Exercise directions
Can you output the material exactly as written, minus any pictures it holds?

+++ Records provided

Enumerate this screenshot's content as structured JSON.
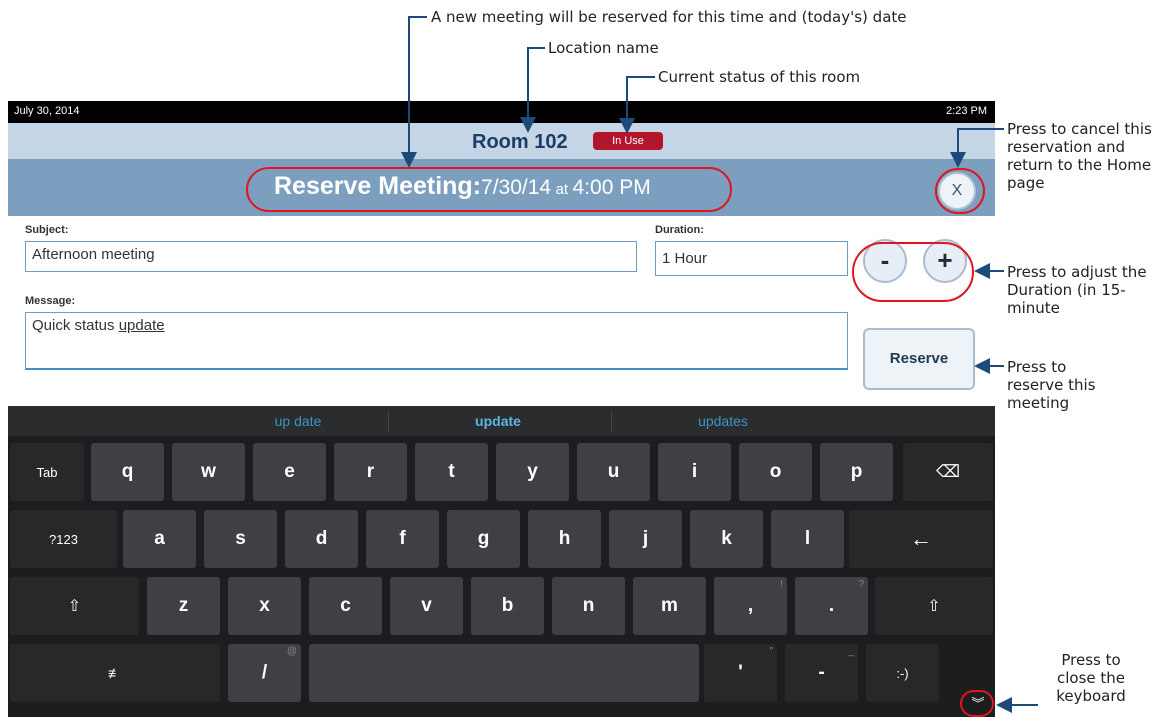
{
  "callouts": {
    "new_meeting": "A new meeting will be reserved for this time and (today's) date",
    "location": "Location name",
    "status": "Current status of this room",
    "cancel": "Press to cancel this reservation and return to the Home page",
    "adjust": "Press to adjust the Duration (in 15-minute",
    "reserve": "Press to reserve this meeting",
    "close_kb": "Press to close the keyboard"
  },
  "statusbar": {
    "date": "July 30, 2014",
    "time": "2:23 PM"
  },
  "room": {
    "name": "Room 102",
    "status": "In Use"
  },
  "title": {
    "main": "Reserve Meeting:",
    "date": "7/30/14",
    "at": "at",
    "time": "4:00 PM",
    "cancel_label": "X"
  },
  "form": {
    "subject_label": "Subject:",
    "subject_value": "Afternoon meeting",
    "duration_label": "Duration:",
    "duration_value": "1 Hour",
    "minus_label": "-",
    "plus_label": "+",
    "message_label": "Message:",
    "message_prefix": "Quick status ",
    "message_word": "update",
    "reserve_label": "Reserve"
  },
  "keyboard": {
    "suggestions": [
      "up date",
      "update",
      "updates"
    ],
    "row1": [
      "Tab",
      "q",
      "w",
      "e",
      "r",
      "t",
      "y",
      "u",
      "i",
      "o",
      "p",
      "⌫"
    ],
    "row2": [
      "?123",
      "a",
      "s",
      "d",
      "f",
      "g",
      "h",
      "j",
      "k",
      "l",
      "←"
    ],
    "row3": [
      "⇧",
      "z",
      "x",
      "c",
      "v",
      "b",
      "n",
      "m",
      ",",
      ".",
      "⇧"
    ],
    "row4": [
      "≢",
      "/",
      "",
      "'",
      "-",
      ":-)",
      "︾"
    ],
    "hints": {
      "comma": "!",
      "period": "?",
      "slash": "@",
      "apos": "\"",
      "dash": "_"
    }
  },
  "colors": {
    "accent_red": "#e0151f",
    "arrow_blue": "#1d4a7a",
    "title_bar": "#7c9fbf",
    "room_bar": "#c4d6e5"
  }
}
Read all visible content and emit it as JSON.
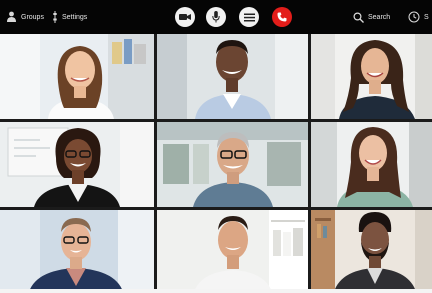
{
  "toolbar": {
    "groups_label": "Groups",
    "settings_label": "Settings",
    "search_label": "Search",
    "more_label": "S"
  },
  "controls": {
    "video_icon": "video-camera-icon",
    "mic_icon": "microphone-icon",
    "chat_icon": "chat-menu-icon",
    "end_icon": "end-call-icon",
    "end_color": "#e31d1a"
  },
  "participants": [
    {
      "tile": "top-left"
    },
    {
      "tile": "top-center"
    },
    {
      "tile": "top-right"
    },
    {
      "tile": "middle-left"
    },
    {
      "tile": "middle-center"
    },
    {
      "tile": "middle-right"
    },
    {
      "tile": "bottom-left"
    },
    {
      "tile": "bottom-center"
    },
    {
      "tile": "bottom-right"
    }
  ]
}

++++++

Written answer
Enumerate this screenshot's content as structured JSON.
{
  "callouts": {
    "new_meeting": "A new meeting will be reserved for this time and (today's) date",
    "location": "Location name",
    "status": "Current status of this room",
    "cancel": "Press to cancel this reservation and return to the Home page",
    "adjust": "Press to adjust the Duration (in 15-minute",
    "reserve": "Press to reserve this meeting",
    "close_kb": "Press to close the keyboard"
  },
  "statusbar": {
    "date": "July 30, 2014",
    "time": "2:23 PM"
  },
  "room": {
    "name": "Room 102",
    "status": "In Use"
  },
  "title": {
    "main": "Reserve Meeting:",
    "date": "7/30/14",
    "at": "at",
    "time": "4:00 PM",
    "cancel_label": "X"
  },
  "form": {
    "subject_label": "Subject:",
    "subject_value": "Afternoon meeting",
    "duration_label": "Duration:",
    "duration_value": "1 Hour",
    "minus_label": "-",
    "plus_label": "+",
    "message_label": "Message:",
    "message_prefix": "Quick status ",
    "message_word": "update",
    "reserve_label": "Reserve"
  },
  "keyboard": {
    "suggestions": [
      "up date",
      "update",
      "updates"
    ],
    "row1": [
      "Tab",
      "q",
      "w",
      "e",
      "r",
      "t",
      "y",
      "u",
      "i",
      "o",
      "p",
      "⌫"
    ],
    "row2": [
      "?123",
      "a",
      "s",
      "d",
      "f",
      "g",
      "h",
      "j",
      "k",
      "l",
      "←"
    ],
    "row3": [
      "⇧",
      "z",
      "x",
      "c",
      "v",
      "b",
      "n",
      "m",
      ",",
      ".",
      "⇧"
    ],
    "row4": [
      "≢",
      "/",
      "",
      "'",
      "-",
      ":-)",
      "︾"
    ],
    "hints": {
      "comma": "!",
      "period": "?",
      "slash": "@",
      "apos": "\"",
      "dash": "_"
    }
  },
  "colors": {
    "accent_red": "#e0151f",
    "arrow_blue": "#1d4a7a",
    "title_bar": "#7c9fbf",
    "room_bar": "#c4d6e5"
  }
}
Read all visible content and emit it as JSON.
{
  "toolbar": {
    "groups_label": "Groups",
    "settings_label": "Settings",
    "search_label": "Search",
    "more_label": "S"
  },
  "controls": {
    "video_icon": "video-camera-icon",
    "mic_icon": "microphone-icon",
    "chat_icon": "chat-menu-icon",
    "end_icon": "end-call-icon",
    "end_color": "#e31d1a"
  },
  "participants": [
    {
      "tile": "top-left"
    },
    {
      "tile": "top-center"
    },
    {
      "tile": "top-right"
    },
    {
      "tile": "middle-left"
    },
    {
      "tile": "middle-center"
    },
    {
      "tile": "middle-right"
    },
    {
      "tile": "bottom-left"
    },
    {
      "tile": "bottom-center"
    },
    {
      "tile": "bottom-right"
    }
  ]
}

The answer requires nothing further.